EXERCISE DIRECTIONS —
Check every line of the entries for the string "this" and return the ones that contain it.

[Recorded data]
= = = =

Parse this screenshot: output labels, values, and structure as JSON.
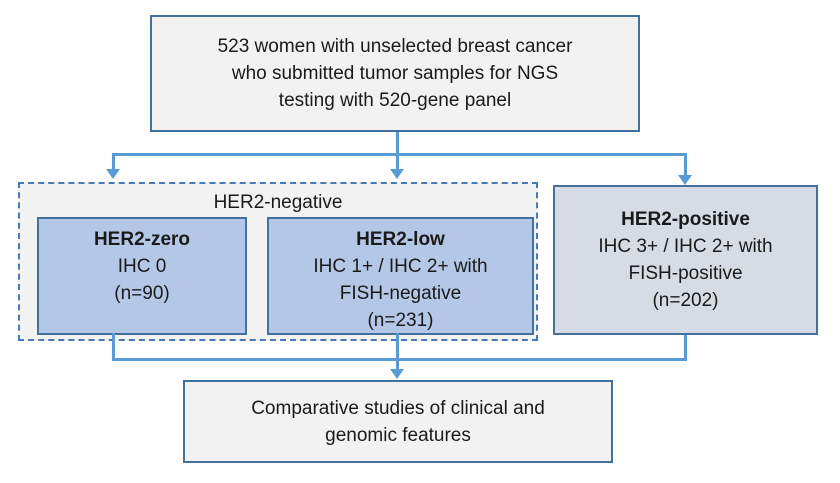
{
  "diagram": {
    "colors": {
      "connector": "#5b9bd5",
      "solid_border": "#41719c",
      "dashed_border": "#4a7ab5",
      "neutral_fill": "#f2f2f2",
      "subbox_fill": "#b4c7e7",
      "positive_fill": "#d6dbe4"
    },
    "nodes": {
      "source": {
        "lines": [
          "523 women with unselected breast cancer",
          "who submitted tumor samples for NGS",
          "testing with 520-gene panel"
        ]
      },
      "her2_negative_group": {
        "label": "HER2-negative"
      },
      "her2_zero": {
        "title": "HER2-zero",
        "lines": [
          "IHC 0",
          "(n=90)"
        ]
      },
      "her2_low": {
        "title": "HER2-low",
        "lines": [
          "IHC 1+ / IHC 2+ with",
          "FISH-negative",
          "(n=231)"
        ]
      },
      "her2_positive": {
        "title": "HER2-positive",
        "lines": [
          "IHC 3+ / IHC 2+ with",
          "FISH-positive",
          "(n=202)"
        ]
      },
      "outcome": {
        "lines": [
          "Comparative studies of clinical and",
          "genomic features"
        ]
      }
    }
  }
}
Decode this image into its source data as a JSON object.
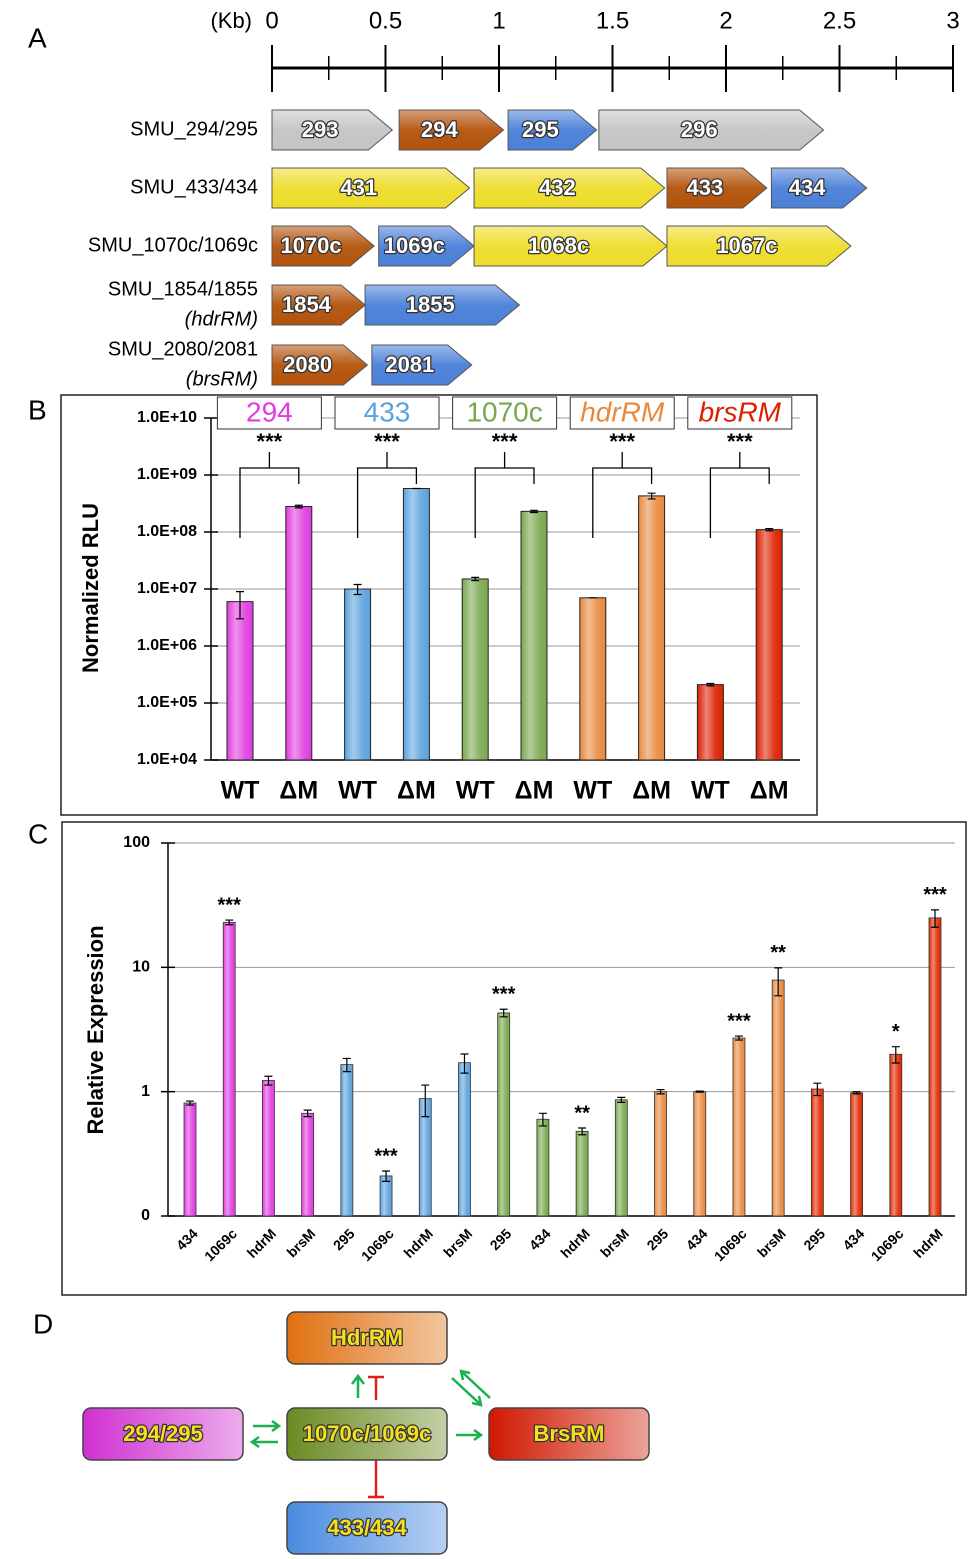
{
  "panel_labels": [
    "A",
    "B",
    "C",
    "D"
  ],
  "gene_map": {
    "unit": "(Kb)",
    "xlim": [
      0,
      3
    ],
    "xticks": [
      0,
      0.5,
      1,
      1.5,
      2,
      2.5,
      3
    ],
    "minor_xticks": [
      0.25,
      0.75,
      1.25,
      1.75,
      2.25,
      2.75
    ],
    "rows": [
      {
        "label": "SMU_294/295",
        "genes": [
          {
            "name": "293",
            "start": 0,
            "end": 0.53,
            "color": "#c4c4c4"
          },
          {
            "name": "294",
            "start": 0.56,
            "end": 1.02,
            "color": "#b3530c"
          },
          {
            "name": "295",
            "start": 1.04,
            "end": 1.43,
            "color": "#4a80d8"
          },
          {
            "name": "296",
            "start": 1.44,
            "end": 2.43,
            "color": "#c4c4c4"
          }
        ]
      },
      {
        "label": "SMU_433/434",
        "genes": [
          {
            "name": "431",
            "start": 0,
            "end": 0.87,
            "color": "#eedc2a"
          },
          {
            "name": "432",
            "start": 0.89,
            "end": 1.73,
            "color": "#eedc2a"
          },
          {
            "name": "433",
            "start": 1.74,
            "end": 2.18,
            "color": "#b3530c"
          },
          {
            "name": "434",
            "start": 2.2,
            "end": 2.62,
            "color": "#4a80d8"
          }
        ]
      },
      {
        "label": "SMU_1070c/1069c",
        "genes": [
          {
            "name": "1070c",
            "start": 0,
            "end": 0.45,
            "color": "#b3530c"
          },
          {
            "name": "1069c",
            "start": 0.47,
            "end": 0.89,
            "color": "#4a80d8"
          },
          {
            "name": "1068c",
            "start": 0.89,
            "end": 1.74,
            "color": "#eedc2a"
          },
          {
            "name": "1067c",
            "start": 1.74,
            "end": 2.55,
            "color": "#eedc2a"
          }
        ]
      },
      {
        "label": "SMU_1854/1855",
        "sublabel": "(hdrRM)",
        "genes": [
          {
            "name": "1854",
            "start": 0,
            "end": 0.41,
            "color": "#b3530c"
          },
          {
            "name": "1855",
            "start": 0.41,
            "end": 1.09,
            "color": "#4a80d8"
          }
        ]
      },
      {
        "label": "SMU_2080/2081",
        "sublabel": "(brsRM)",
        "genes": [
          {
            "name": "2080",
            "start": 0,
            "end": 0.42,
            "color": "#b3530c"
          },
          {
            "name": "2081",
            "start": 0.44,
            "end": 0.88,
            "color": "#4a80d8"
          }
        ]
      }
    ]
  },
  "chart_data": [
    {
      "type": "bar",
      "y_label": "Normalized RLU",
      "log_scale": true,
      "grid": true,
      "ylim": [
        10000,
        10000000000
      ],
      "yticks": [
        {
          "value": 10000,
          "label": "1.0E+04"
        },
        {
          "value": 100000,
          "label": "1.0E+05"
        },
        {
          "value": 1000000,
          "label": "1.0E+06"
        },
        {
          "value": 10000000,
          "label": "1.0E+07"
        },
        {
          "value": 100000000,
          "label": "1.0E+08"
        },
        {
          "value": 1000000000,
          "label": "1.0E+09"
        },
        {
          "value": 10000000000,
          "label": "1.0E+10"
        }
      ],
      "groups": [
        {
          "name": "294",
          "color": "#e03ce0",
          "italic": false,
          "significance": "***",
          "categories": [
            "WT",
            "ΔM"
          ],
          "values": [
            6000000,
            280000000
          ],
          "errors": [
            3000000,
            15000000
          ]
        },
        {
          "name": "433",
          "color": "#5aa2dc",
          "italic": false,
          "significance": "***",
          "categories": [
            "WT",
            "ΔM"
          ],
          "values": [
            10000000,
            580000000
          ],
          "errors": [
            2000000,
            0
          ]
        },
        {
          "name": "1070c",
          "color": "#78a84e",
          "italic": false,
          "significance": "***",
          "categories": [
            "WT",
            "ΔM"
          ],
          "values": [
            15000000,
            230000000
          ],
          "errors": [
            1000000,
            10000000
          ]
        },
        {
          "name": "hdrRM",
          "color": "#e8893e",
          "italic": true,
          "significance": "***",
          "categories": [
            "WT",
            "ΔM"
          ],
          "values": [
            7000000,
            430000000
          ],
          "errors": [
            0,
            50000000
          ]
        },
        {
          "name": "brsRM",
          "color": "#dd2000",
          "italic": true,
          "significance": "***",
          "categories": [
            "WT",
            "ΔM"
          ],
          "values": [
            210000,
            110000000
          ],
          "errors": [
            10000,
            5000000
          ]
        }
      ]
    },
    {
      "type": "bar",
      "y_label": "Relative Expression",
      "log_scale": true,
      "grid": true,
      "ylim": [
        0.1,
        100
      ],
      "yticks": [
        {
          "value": 0.1,
          "label": "0"
        },
        1,
        10,
        100
      ],
      "categories": [
        "434",
        "1069c",
        "hdrM",
        "brsM",
        "295",
        "1069c",
        "hdrM",
        "brsM",
        "295",
        "434",
        "hdrM",
        "brsM",
        "295",
        "434",
        "1069c",
        "brsM",
        "295",
        "434",
        "1069c",
        "hdrM"
      ],
      "values": [
        0.81,
        23,
        1.23,
        0.67,
        1.65,
        0.21,
        0.88,
        1.71,
        4.3,
        0.6,
        0.48,
        0.86,
        1.0,
        1.0,
        2.7,
        7.9,
        1.05,
        0.98,
        2.0,
        25
      ],
      "errors": [
        0.03,
        1,
        0.1,
        0.04,
        0.2,
        0.02,
        0.25,
        0.3,
        0.3,
        0.07,
        0.03,
        0.04,
        0.04,
        0.01,
        0.1,
        2,
        0.12,
        0.02,
        0.3,
        4
      ],
      "colors": [
        "#e03ce0",
        "#e03ce0",
        "#e03ce0",
        "#e03ce0",
        "#5aa2dc",
        "#5aa2dc",
        "#5aa2dc",
        "#5aa2dc",
        "#78a84e",
        "#78a84e",
        "#78a84e",
        "#78a84e",
        "#e8893e",
        "#e8893e",
        "#e8893e",
        "#e8893e",
        "#e02a00",
        "#e02a00",
        "#e02a00",
        "#e02a00"
      ],
      "significance": [
        null,
        "***",
        null,
        null,
        null,
        "***",
        null,
        null,
        "***",
        null,
        "**",
        null,
        null,
        null,
        "***",
        "**",
        null,
        null,
        "*",
        "***"
      ]
    }
  ],
  "network": {
    "nodes": [
      {
        "label": "HdrRM",
        "color": "#e07010"
      },
      {
        "label": "294/295",
        "color": "#d030d0"
      },
      {
        "label": "1070c/1069c",
        "color": "#6a8a22"
      },
      {
        "label": "BrsRM",
        "color": "#d01800"
      },
      {
        "label": "433/434",
        "color": "#4a8ae0"
      }
    ]
  }
}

= = = =

RESPONSE AREA —
Parse this screenshot: output labels, values, and structure as JSON.
Decode this image into its source data as a JSON object.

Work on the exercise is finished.